TASK PROMPT:
Locate the string "добычу" in the records below. Copy every line where it occurs.

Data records
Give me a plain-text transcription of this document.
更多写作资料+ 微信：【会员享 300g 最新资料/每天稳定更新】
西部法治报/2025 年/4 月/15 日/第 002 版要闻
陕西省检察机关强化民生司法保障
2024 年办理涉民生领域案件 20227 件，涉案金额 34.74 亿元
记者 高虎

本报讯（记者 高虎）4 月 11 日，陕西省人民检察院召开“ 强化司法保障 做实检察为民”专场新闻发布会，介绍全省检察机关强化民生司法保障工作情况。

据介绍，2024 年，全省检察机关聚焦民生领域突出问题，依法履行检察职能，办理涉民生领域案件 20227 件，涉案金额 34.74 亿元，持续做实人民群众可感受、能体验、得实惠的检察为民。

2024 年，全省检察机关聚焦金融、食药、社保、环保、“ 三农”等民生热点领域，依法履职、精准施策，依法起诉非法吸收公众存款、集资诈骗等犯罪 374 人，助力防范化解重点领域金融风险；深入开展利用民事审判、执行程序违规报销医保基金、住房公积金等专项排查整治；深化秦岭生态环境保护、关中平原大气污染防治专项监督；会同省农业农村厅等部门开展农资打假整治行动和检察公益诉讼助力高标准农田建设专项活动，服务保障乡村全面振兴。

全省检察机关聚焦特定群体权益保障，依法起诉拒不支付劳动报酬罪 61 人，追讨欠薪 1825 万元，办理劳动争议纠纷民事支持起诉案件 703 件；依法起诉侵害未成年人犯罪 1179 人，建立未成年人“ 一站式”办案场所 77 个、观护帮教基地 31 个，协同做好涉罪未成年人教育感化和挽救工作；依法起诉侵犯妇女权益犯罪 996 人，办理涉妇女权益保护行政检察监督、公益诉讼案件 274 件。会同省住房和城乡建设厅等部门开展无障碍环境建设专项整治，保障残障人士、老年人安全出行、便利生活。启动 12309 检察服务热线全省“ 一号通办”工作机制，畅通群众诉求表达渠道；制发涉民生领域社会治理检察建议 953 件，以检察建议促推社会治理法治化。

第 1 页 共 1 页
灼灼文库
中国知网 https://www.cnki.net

--

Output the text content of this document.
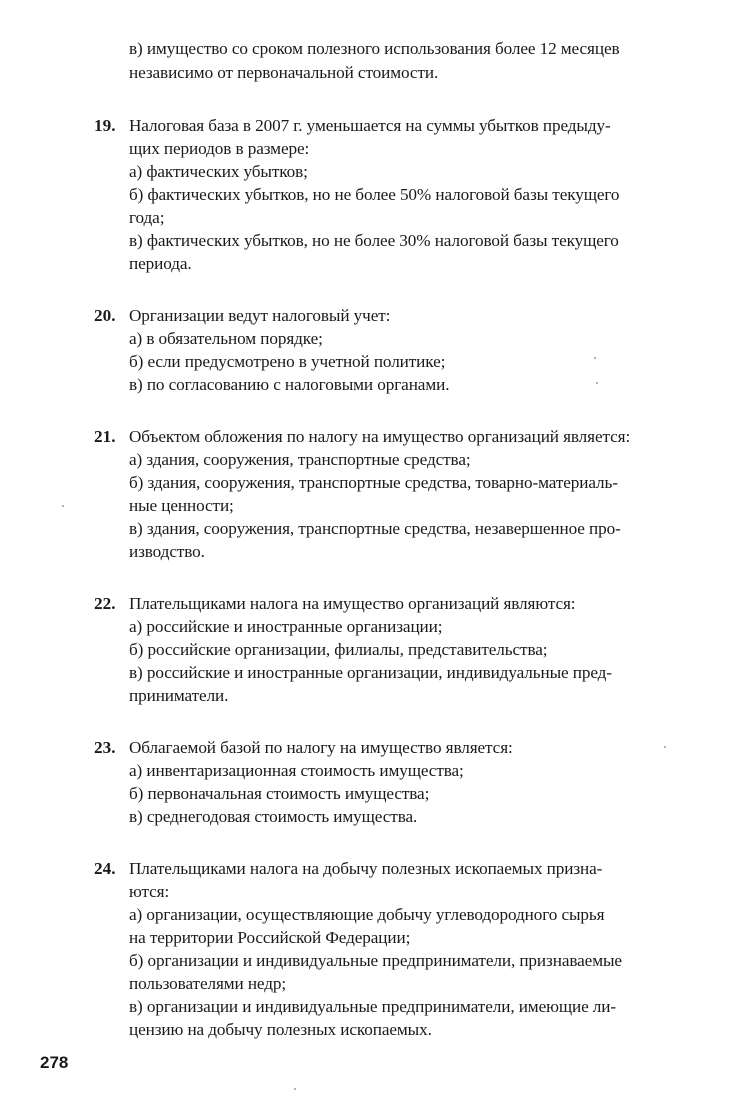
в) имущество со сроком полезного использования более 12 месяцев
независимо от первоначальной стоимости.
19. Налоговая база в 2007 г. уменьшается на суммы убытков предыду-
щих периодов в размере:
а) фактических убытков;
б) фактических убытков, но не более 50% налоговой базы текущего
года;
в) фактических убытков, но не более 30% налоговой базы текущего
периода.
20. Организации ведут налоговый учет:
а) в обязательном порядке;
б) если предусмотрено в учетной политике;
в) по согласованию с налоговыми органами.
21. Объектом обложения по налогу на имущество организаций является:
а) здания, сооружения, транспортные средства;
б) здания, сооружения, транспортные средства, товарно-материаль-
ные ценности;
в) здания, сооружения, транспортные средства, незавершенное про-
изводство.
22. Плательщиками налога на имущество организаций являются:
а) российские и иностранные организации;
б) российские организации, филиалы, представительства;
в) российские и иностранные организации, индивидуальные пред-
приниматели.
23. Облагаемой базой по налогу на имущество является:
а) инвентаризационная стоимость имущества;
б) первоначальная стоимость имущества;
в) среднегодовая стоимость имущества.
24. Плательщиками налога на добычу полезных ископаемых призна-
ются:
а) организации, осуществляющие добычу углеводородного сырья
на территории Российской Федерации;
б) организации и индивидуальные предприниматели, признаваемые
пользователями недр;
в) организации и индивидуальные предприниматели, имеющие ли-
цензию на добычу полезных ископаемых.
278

...

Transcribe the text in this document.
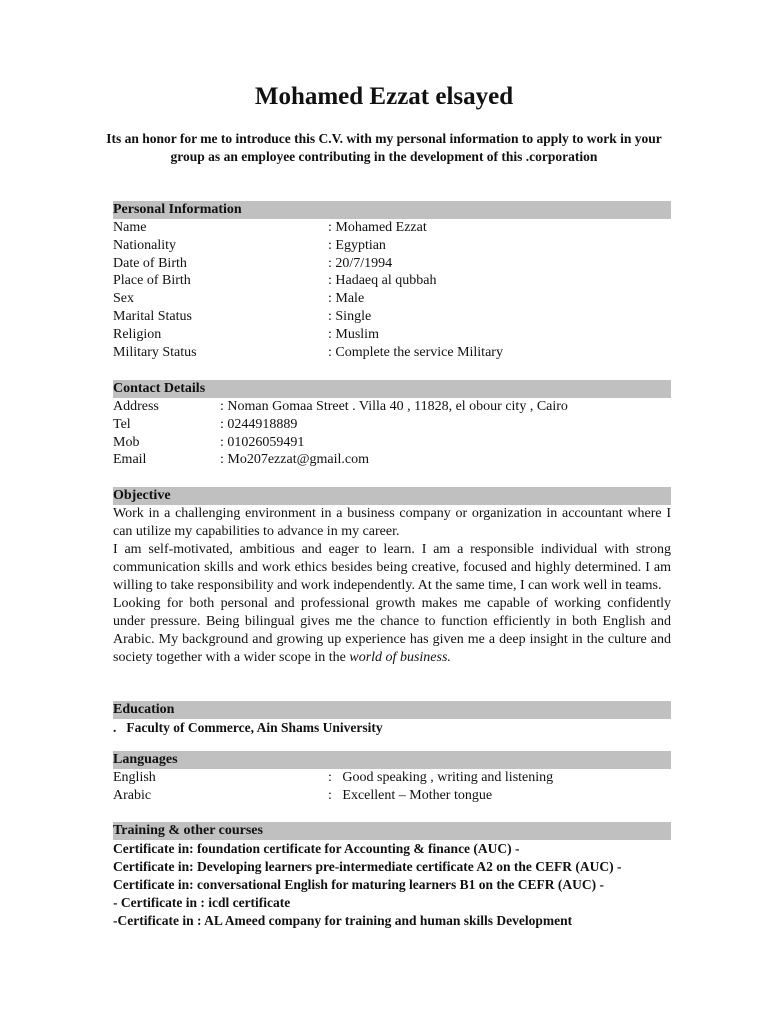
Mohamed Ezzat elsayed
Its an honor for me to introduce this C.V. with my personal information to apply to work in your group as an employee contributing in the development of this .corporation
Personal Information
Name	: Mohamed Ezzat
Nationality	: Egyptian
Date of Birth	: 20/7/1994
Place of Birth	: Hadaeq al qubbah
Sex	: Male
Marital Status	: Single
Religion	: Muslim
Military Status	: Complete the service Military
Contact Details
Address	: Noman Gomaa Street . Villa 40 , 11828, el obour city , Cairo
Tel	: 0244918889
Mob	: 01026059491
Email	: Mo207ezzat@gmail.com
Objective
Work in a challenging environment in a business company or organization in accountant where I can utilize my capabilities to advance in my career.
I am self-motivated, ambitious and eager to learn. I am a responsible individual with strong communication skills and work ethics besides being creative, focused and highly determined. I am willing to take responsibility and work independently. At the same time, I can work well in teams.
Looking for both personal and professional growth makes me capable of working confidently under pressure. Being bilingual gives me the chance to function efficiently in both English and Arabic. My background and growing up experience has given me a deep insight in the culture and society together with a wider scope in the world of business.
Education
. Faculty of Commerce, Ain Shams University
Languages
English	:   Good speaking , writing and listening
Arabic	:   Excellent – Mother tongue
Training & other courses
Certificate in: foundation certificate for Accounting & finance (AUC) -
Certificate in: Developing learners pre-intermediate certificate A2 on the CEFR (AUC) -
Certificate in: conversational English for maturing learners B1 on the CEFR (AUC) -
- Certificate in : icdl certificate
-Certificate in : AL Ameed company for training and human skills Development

EXERCISE RESPONSE:
24. Плательщиками налога на добычу полезных ископаемых призна-
а) организации, осуществляющие добычу углеводородного сырья
цензию на добычу полезных ископаемых.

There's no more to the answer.